**What needs to be done**
Quote all entries in full, exactly.

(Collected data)
★ ★ ★ ★ ★ ★ ★

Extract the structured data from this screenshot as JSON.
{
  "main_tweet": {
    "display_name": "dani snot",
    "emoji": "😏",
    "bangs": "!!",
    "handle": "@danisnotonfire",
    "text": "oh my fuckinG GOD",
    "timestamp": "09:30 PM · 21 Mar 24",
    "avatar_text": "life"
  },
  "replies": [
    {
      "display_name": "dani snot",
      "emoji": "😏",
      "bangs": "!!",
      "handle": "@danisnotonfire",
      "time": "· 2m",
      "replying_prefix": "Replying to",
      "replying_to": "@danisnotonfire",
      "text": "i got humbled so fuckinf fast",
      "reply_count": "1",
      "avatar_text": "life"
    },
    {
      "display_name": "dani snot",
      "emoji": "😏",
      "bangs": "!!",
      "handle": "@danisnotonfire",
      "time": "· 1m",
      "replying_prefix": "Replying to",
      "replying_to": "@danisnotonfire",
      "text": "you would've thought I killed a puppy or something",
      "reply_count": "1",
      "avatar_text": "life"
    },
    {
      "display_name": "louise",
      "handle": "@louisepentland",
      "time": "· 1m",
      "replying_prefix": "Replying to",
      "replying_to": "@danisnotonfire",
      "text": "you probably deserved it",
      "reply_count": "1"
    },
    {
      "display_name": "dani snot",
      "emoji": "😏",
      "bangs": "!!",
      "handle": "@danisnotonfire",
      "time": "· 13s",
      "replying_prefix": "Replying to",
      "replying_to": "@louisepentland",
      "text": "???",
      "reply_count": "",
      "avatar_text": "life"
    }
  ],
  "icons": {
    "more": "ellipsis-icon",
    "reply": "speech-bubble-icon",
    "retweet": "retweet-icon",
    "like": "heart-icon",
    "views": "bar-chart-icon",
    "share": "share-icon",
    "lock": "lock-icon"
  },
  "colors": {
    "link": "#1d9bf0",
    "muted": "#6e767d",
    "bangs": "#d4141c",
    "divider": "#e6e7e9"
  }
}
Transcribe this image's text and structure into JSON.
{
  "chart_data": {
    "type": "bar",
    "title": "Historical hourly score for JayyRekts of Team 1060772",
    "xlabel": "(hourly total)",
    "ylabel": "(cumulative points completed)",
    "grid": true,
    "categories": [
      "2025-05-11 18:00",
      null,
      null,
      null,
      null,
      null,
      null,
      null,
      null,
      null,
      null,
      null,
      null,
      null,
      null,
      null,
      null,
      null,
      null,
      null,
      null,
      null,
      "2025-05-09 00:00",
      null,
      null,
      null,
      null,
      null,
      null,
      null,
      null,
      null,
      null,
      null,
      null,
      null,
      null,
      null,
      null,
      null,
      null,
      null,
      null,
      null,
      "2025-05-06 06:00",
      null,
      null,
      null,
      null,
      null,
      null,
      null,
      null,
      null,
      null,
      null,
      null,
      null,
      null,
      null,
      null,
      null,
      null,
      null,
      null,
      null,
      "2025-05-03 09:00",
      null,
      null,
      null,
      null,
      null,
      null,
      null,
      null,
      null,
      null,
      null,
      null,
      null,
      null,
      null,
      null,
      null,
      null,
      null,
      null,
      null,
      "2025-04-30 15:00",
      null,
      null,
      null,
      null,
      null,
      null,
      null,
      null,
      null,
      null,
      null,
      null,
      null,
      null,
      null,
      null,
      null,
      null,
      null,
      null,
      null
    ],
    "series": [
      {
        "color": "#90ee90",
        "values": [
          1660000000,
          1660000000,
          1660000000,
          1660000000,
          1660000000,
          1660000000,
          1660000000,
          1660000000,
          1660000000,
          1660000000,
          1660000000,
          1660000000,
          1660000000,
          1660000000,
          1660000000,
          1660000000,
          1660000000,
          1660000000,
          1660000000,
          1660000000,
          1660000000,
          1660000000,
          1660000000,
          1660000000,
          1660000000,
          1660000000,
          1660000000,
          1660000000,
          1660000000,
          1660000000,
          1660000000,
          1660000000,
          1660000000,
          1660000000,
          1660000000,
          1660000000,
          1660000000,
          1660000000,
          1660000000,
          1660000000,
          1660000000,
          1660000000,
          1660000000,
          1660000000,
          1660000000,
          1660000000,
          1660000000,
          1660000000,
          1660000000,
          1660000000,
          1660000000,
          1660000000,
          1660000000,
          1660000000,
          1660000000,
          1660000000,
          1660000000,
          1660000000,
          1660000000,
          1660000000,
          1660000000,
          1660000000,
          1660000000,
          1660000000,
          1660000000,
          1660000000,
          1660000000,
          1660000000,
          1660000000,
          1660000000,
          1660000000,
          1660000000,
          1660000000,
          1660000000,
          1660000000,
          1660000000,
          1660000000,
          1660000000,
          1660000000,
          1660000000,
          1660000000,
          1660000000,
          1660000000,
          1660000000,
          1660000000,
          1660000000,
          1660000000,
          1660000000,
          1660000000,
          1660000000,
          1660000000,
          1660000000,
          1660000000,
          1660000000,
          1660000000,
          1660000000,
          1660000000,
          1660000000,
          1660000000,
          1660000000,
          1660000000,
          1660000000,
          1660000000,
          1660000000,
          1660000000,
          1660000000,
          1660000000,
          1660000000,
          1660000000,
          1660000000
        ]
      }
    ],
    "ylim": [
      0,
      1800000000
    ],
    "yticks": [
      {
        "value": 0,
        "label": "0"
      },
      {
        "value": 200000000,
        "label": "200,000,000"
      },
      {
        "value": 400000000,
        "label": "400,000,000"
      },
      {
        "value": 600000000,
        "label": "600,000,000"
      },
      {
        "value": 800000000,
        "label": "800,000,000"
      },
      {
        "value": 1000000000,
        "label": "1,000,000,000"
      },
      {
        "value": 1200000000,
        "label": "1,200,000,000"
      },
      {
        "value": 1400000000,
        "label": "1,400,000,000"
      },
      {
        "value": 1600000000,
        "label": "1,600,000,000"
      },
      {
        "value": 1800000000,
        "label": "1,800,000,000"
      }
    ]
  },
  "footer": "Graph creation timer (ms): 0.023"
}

★ ★ ★ ★ ★ ★ ★

**Solution to the problem**
Extract the structured data from this screenshot as JSON.
{
  "main_tweet": {
    "display_name": "dani snot",
    "emoji": "😏",
    "bangs": "!!",
    "handle": "@danisnotonfire",
    "text": "oh my fuckinG GOD",
    "timestamp": "09:30 PM · 21 Mar 24",
    "avatar_text": "life"
  },
  "replies": [
    {
      "display_name": "dani snot",
      "emoji": "😏",
      "bangs": "!!",
      "handle": "@danisnotonfire",
      "time": "· 2m",
      "replying_prefix": "Replying to",
      "replying_to": "@danisnotonfire",
      "text": "i got humbled so fuckinf fast",
      "reply_count": "1",
      "avatar_text": "life"
    },
    {
      "display_name": "dani snot",
      "emoji": "😏",
      "bangs": "!!",
      "handle": "@danisnotonfire",
      "time": "· 1m",
      "replying_prefix": "Replying to",
      "replying_to": "@danisnotonfire",
      "text": "you would've thought I killed a puppy or something",
      "reply_count": "1",
      "avatar_text": "life"
    },
    {
      "display_name": "louise",
      "handle": "@louisepentland",
      "time": "· 1m",
      "replying_prefix": "Replying to",
      "replying_to": "@danisnotonfire",
      "text": "you probably deserved it",
      "reply_count": "1"
    },
    {
      "display_name": "dani snot",
      "emoji": "😏",
      "bangs": "!!",
      "handle": "@danisnotonfire",
      "time": "· 13s",
      "replying_prefix": "Replying to",
      "replying_to": "@louisepentland",
      "text": "???",
      "reply_count": "",
      "avatar_text": "life"
    }
  ],
  "icons": {
    "more": "ellipsis-icon",
    "reply": "speech-bubble-icon",
    "retweet": "retweet-icon",
    "like": "heart-icon",
    "views": "bar-chart-icon",
    "share": "share-icon",
    "lock": "lock-icon"
  },
  "colors": {
    "link": "#1d9bf0",
    "muted": "#6e767d",
    "bangs": "#d4141c",
    "divider": "#e6e7e9"
  }
}
Transcribe this image's text and structure into JSON.
{
  "chart_data": {
    "type": "bar",
    "title": "Historical hourly score for JayyRekts of Team 1060772",
    "xlabel": "(hourly total)",
    "ylabel": "(cumulative points completed)",
    "grid": true,
    "categories": [
      "2025-05-11 18:00",
      null,
      null,
      null,
      null,
      null,
      null,
      null,
      null,
      null,
      null,
      null,
      null,
      null,
      null,
      null,
      null,
      null,
      null,
      null,
      null,
      null,
      "2025-05-09 00:00",
      null,
      null,
      null,
      null,
      null,
      null,
      null,
      null,
      null,
      null,
      null,
      null,
      null,
      null,
      null,
      null,
      null,
      null,
      null,
      null,
      null,
      "2025-05-06 06:00",
      null,
      null,
      null,
      null,
      null,
      null,
      null,
      null,
      null,
      null,
      null,
      null,
      null,
      null,
      null,
      null,
      null,
      null,
      null,
      null,
      null,
      "2025-05-03 09:00",
      null,
      null,
      null,
      null,
      null,
      null,
      null,
      null,
      null,
      null,
      null,
      null,
      null,
      null,
      null,
      null,
      null,
      null,
      null,
      null,
      null,
      "2025-04-30 15:00",
      null,
      null,
      null,
      null,
      null,
      null,
      null,
      null,
      null,
      null,
      null,
      null,
      null,
      null,
      null,
      null,
      null,
      null,
      null,
      null,
      null
    ],
    "series": [
      {
        "color": "#90ee90",
        "values": [
          1660000000,
          1660000000,
          1660000000,
          1660000000,
          1660000000,
          1660000000,
          1660000000,
          1660000000,
          1660000000,
          1660000000,
          1660000000,
          1660000000,
          1660000000,
          1660000000,
          1660000000,
          1660000000,
          1660000000,
          1660000000,
          1660000000,
          1660000000,
          1660000000,
          1660000000,
          1660000000,
          1660000000,
          1660000000,
          1660000000,
          1660000000,
          1660000000,
          1660000000,
          1660000000,
          1660000000,
          1660000000,
          1660000000,
          1660000000,
          1660000000,
          1660000000,
          1660000000,
          1660000000,
          1660000000,
          1660000000,
          1660000000,
          1660000000,
          1660000000,
          1660000000,
          1660000000,
          1660000000,
          1660000000,
          1660000000,
          1660000000,
          1660000000,
          1660000000,
          1660000000,
          1660000000,
          1660000000,
          1660000000,
          1660000000,
          1660000000,
          1660000000,
          1660000000,
          1660000000,
          1660000000,
          1660000000,
          1660000000,
          1660000000,
          1660000000,
          1660000000,
          1660000000,
          1660000000,
          1660000000,
          1660000000,
          1660000000,
          1660000000,
          1660000000,
          1660000000,
          1660000000,
          1660000000,
          1660000000,
          1660000000,
          1660000000,
          1660000000,
          1660000000,
          1660000000,
          1660000000,
          1660000000,
          1660000000,
          1660000000,
          1660000000,
          1660000000,
          1660000000,
          1660000000,
          1660000000,
          1660000000,
          1660000000,
          1660000000,
          1660000000,
          1660000000,
          1660000000,
          1660000000,
          1660000000,
          1660000000,
          1660000000,
          1660000000,
          1660000000,
          1660000000,
          1660000000,
          1660000000,
          1660000000,
          1660000000,
          1660000000,
          1660000000
        ]
      }
    ],
    "ylim": [
      0,
      1800000000
    ],
    "yticks": [
      {
        "value": 0,
        "label": "0"
      },
      {
        "value": 200000000,
        "label": "200,000,000"
      },
      {
        "value": 400000000,
        "label": "400,000,000"
      },
      {
        "value": 600000000,
        "label": "600,000,000"
      },
      {
        "value": 800000000,
        "label": "800,000,000"
      },
      {
        "value": 1000000000,
        "label": "1,000,000,000"
      },
      {
        "value": 1200000000,
        "label": "1,200,000,000"
      },
      {
        "value": 1400000000,
        "label": "1,400,000,000"
      },
      {
        "value": 1600000000,
        "label": "1,600,000,000"
      },
      {
        "value": 1800000000,
        "label": "1,800,000,000"
      }
    ]
  },
  "footer": "Graph creation timer (ms): 0.023"
}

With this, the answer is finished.